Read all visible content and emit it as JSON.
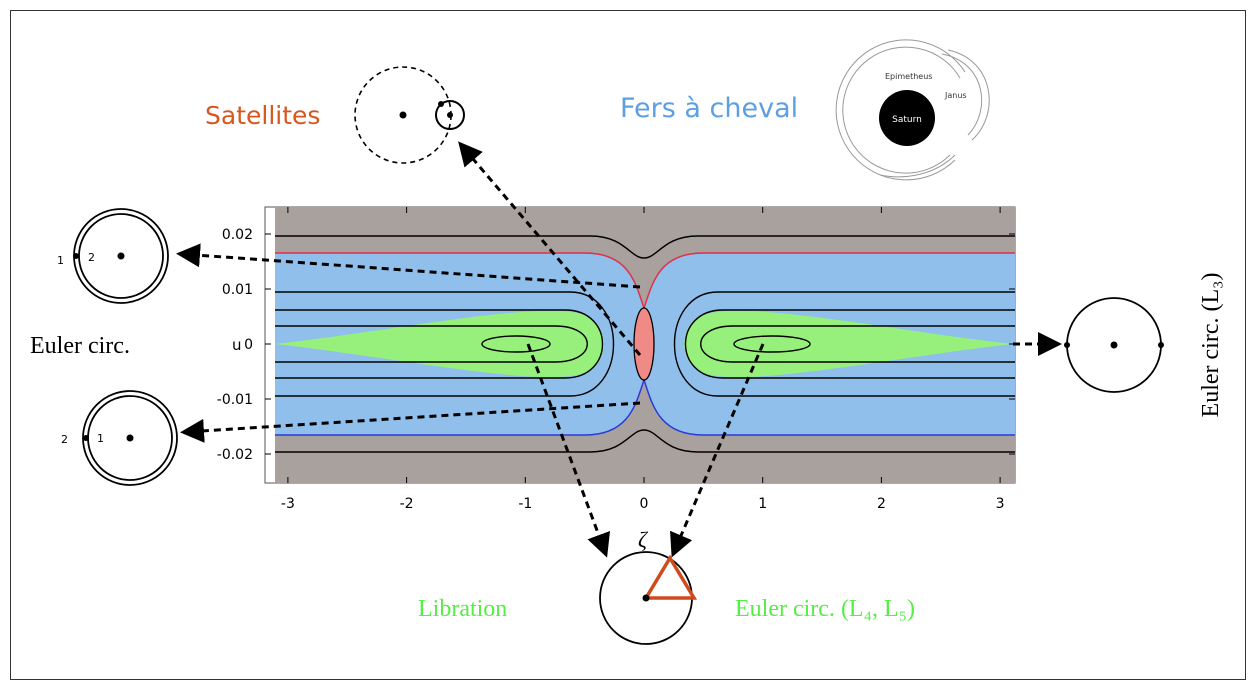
{
  "labels": {
    "satellites": "Satellites",
    "horseshoe": "Fers à cheval",
    "euler_left": "Euler circ.",
    "euler_l3": "Euler circ. (L₃)",
    "libration": "Libration",
    "euler_l4_l5": "Euler circ. (L₄, L₅)",
    "zeta": "ζ"
  },
  "inset": {
    "saturn": "Saturn",
    "epimetheus": "Epimetheus",
    "janus": "Janus"
  },
  "left_top": {
    "outer": "1",
    "inner": "2"
  },
  "left_bottom": {
    "outer": "2",
    "inner": "1"
  },
  "plot": {
    "y_label": "u",
    "xticks": [
      -3,
      -2,
      -1,
      0,
      1,
      2,
      3
    ],
    "yticks": [
      0.02,
      0.01,
      0,
      -0.01,
      -0.02
    ]
  }
}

-=-=-=-=-

Short task >> Copy the material above exactly and drop the pictures.

Result of the exercise >>
Read all visible content and emit it as JSON.
{
  "labels": {
    "satellites": "Satellites",
    "horseshoe": "Fers à cheval",
    "euler_left": "Euler circ.",
    "euler_l3": "Euler circ. (L₃)",
    "libration": "Libration",
    "euler_l4_l5": "Euler circ. (L₄, L₅)",
    "zeta": "ζ"
  },
  "inset": {
    "saturn": "Saturn",
    "epimetheus": "Epimetheus",
    "janus": "Janus"
  },
  "left_top": {
    "outer": "1",
    "inner": "2"
  },
  "left_bottom": {
    "outer": "2",
    "inner": "1"
  },
  "plot": {
    "y_label": "u",
    "xticks": [
      -3,
      -2,
      -1,
      0,
      1,
      2,
      3
    ],
    "yticks": [
      0.02,
      0.01,
      0,
      -0.01,
      -0.02
    ]
  }
}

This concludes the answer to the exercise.